■ **YOUR INSTRUCTIONS**
Which lines hold the string "white"? Copy every one of them.

──────────

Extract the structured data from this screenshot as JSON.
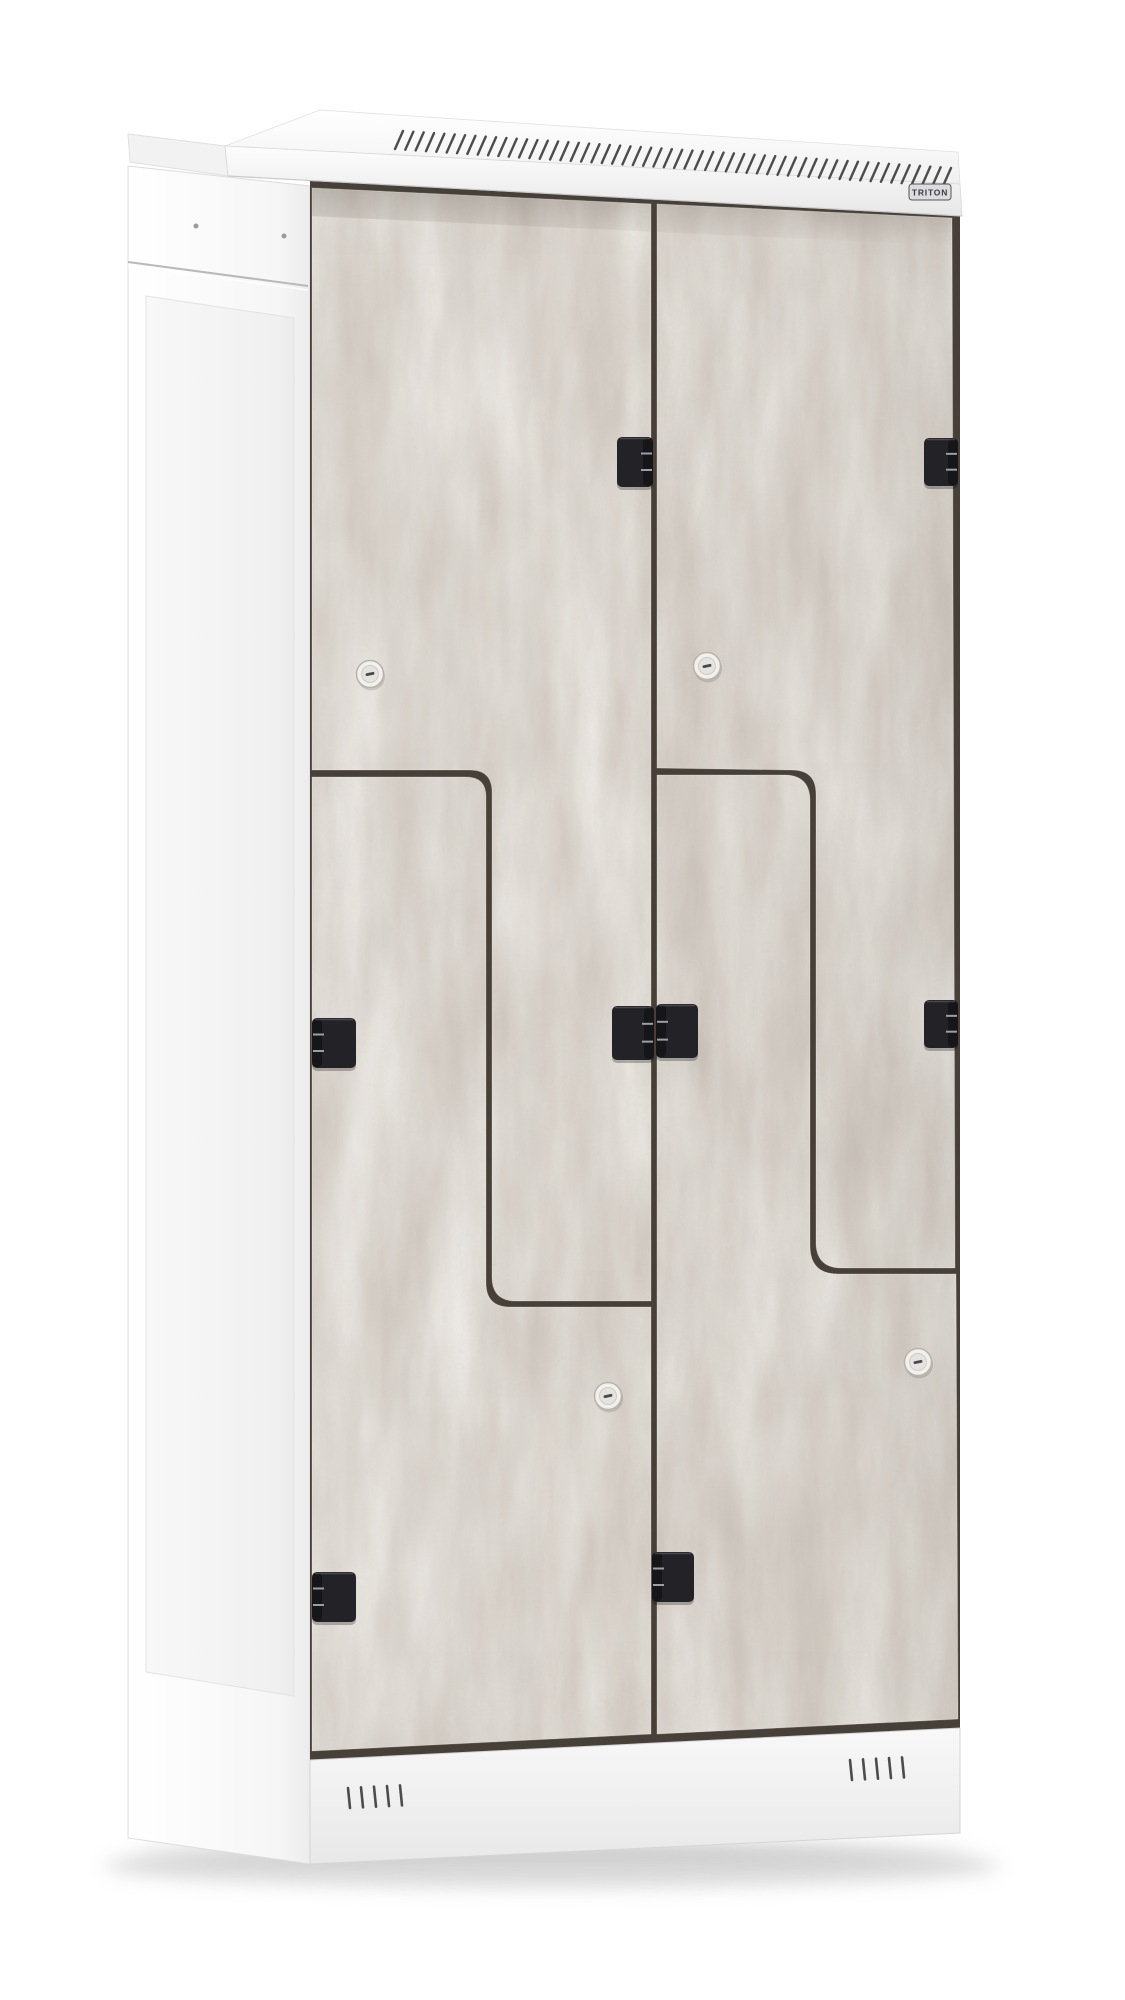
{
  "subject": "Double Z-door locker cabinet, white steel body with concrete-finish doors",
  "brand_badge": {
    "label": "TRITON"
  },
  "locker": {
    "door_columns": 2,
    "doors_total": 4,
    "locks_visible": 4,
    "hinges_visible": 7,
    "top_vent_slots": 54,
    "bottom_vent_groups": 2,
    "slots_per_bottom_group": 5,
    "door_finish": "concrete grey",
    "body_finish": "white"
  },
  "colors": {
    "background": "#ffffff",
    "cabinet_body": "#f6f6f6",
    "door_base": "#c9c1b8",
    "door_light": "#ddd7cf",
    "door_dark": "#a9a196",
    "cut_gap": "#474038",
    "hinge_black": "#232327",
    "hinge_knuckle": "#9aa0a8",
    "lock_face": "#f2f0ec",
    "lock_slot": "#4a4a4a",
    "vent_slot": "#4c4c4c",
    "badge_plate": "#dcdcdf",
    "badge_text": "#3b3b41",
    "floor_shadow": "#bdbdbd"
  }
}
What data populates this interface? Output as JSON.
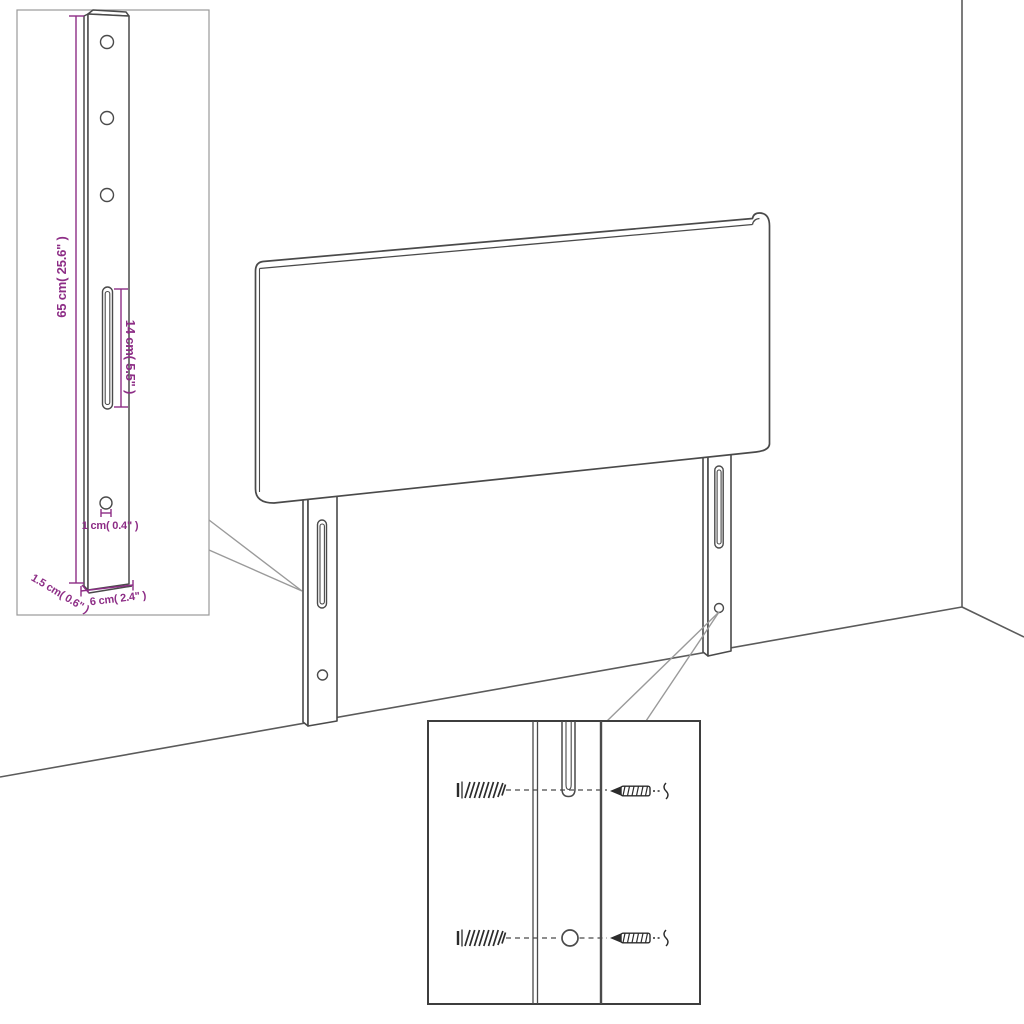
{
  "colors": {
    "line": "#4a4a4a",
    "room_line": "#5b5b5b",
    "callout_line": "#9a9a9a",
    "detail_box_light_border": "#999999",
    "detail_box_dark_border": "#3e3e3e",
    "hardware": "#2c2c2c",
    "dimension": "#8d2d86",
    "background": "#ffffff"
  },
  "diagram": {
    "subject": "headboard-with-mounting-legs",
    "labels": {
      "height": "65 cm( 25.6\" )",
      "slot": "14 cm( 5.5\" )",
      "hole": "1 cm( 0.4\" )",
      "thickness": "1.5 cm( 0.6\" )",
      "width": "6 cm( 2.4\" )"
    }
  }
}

──────────

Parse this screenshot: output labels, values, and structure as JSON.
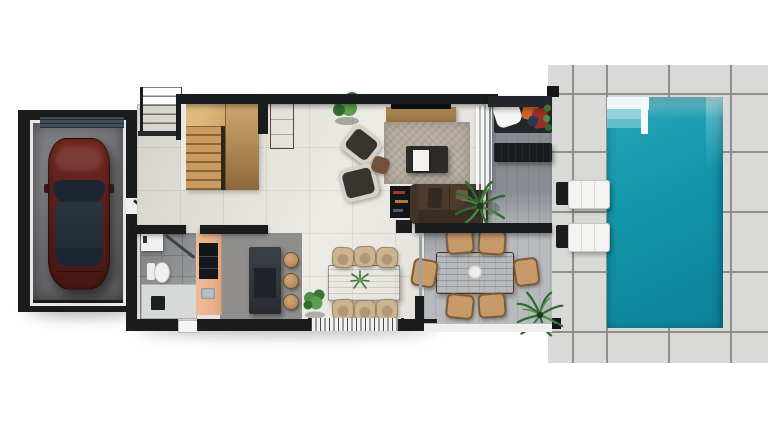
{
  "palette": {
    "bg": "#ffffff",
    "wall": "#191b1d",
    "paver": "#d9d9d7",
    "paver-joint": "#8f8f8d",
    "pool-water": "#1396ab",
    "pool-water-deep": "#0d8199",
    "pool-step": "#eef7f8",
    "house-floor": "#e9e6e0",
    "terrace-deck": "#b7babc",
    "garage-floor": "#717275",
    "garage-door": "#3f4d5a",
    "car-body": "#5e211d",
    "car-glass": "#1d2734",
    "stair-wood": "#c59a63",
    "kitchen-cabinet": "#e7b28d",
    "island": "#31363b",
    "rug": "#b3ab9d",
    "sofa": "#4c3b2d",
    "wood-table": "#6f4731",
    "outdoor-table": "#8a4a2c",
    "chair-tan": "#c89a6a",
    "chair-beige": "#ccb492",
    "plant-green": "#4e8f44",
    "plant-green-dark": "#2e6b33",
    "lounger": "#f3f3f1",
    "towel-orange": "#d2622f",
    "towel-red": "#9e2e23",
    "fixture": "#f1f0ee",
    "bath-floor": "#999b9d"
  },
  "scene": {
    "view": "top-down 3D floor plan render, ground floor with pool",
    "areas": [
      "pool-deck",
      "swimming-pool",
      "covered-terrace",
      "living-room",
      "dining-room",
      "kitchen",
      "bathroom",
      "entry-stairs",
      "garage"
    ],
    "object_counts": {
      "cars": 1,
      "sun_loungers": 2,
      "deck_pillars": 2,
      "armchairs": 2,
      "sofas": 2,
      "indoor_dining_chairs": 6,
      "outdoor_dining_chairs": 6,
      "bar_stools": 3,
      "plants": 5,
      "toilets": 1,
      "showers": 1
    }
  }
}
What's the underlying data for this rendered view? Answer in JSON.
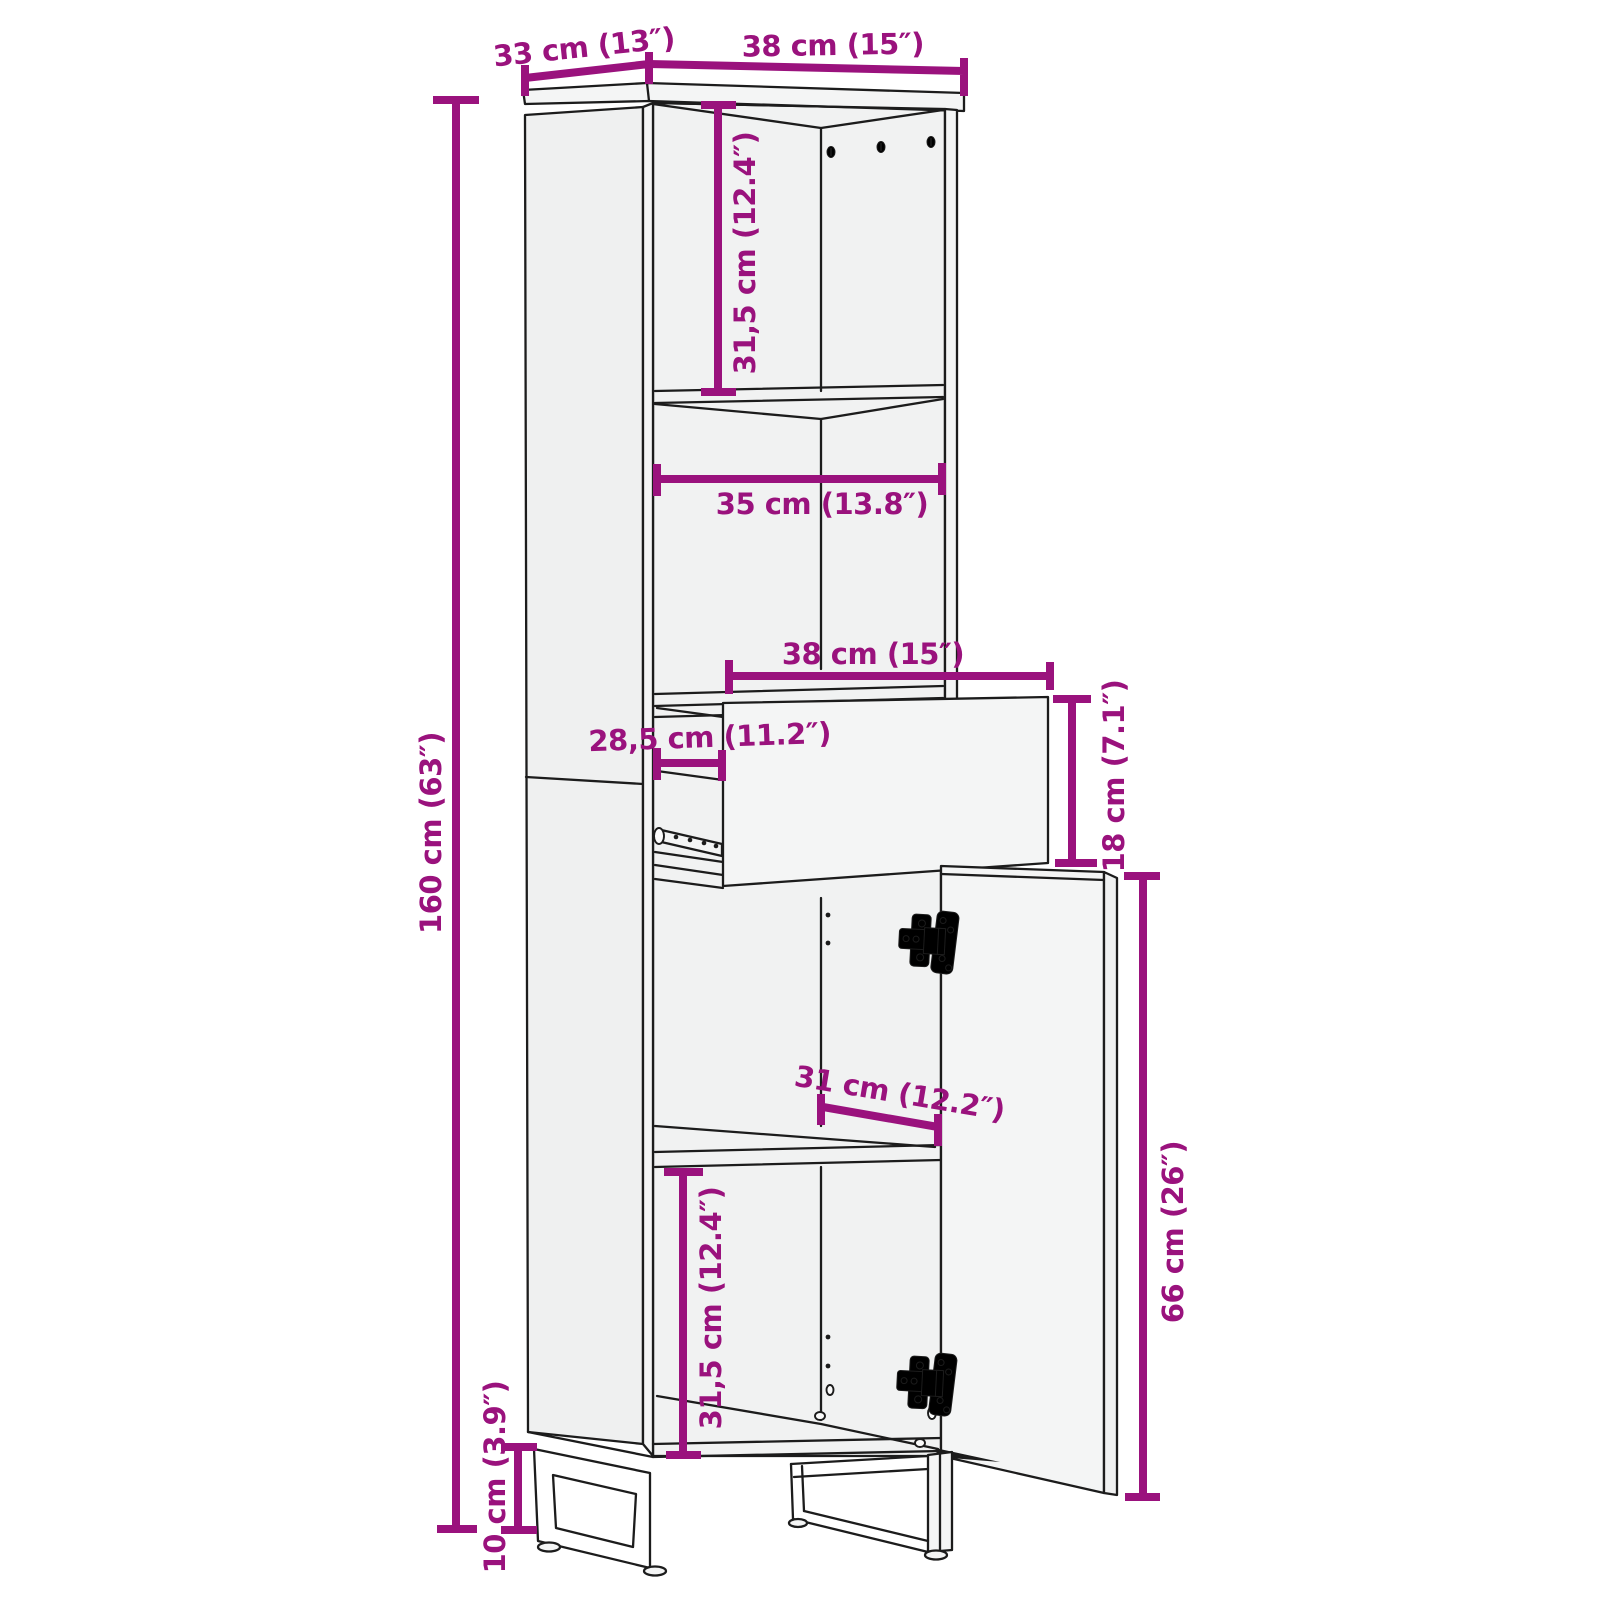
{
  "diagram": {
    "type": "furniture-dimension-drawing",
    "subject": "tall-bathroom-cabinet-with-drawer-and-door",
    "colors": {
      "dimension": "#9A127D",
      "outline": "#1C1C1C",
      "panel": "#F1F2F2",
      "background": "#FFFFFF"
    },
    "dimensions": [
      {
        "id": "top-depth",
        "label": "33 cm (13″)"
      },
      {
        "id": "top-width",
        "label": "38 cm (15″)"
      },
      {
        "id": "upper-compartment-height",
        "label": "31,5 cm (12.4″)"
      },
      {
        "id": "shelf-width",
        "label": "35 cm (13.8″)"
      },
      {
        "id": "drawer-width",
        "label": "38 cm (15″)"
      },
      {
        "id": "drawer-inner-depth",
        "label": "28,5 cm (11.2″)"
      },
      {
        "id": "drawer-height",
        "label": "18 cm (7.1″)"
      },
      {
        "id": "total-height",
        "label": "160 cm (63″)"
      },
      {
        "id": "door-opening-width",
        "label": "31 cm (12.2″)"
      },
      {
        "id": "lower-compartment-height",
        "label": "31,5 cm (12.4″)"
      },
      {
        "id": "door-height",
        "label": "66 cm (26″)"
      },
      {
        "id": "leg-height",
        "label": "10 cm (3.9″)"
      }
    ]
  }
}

──────────

■ **REPLY TO THE TASK**
  "subject": "Double Z-door locker cabinet, white steel body with concrete-finish doors",
    "body_finish": "white"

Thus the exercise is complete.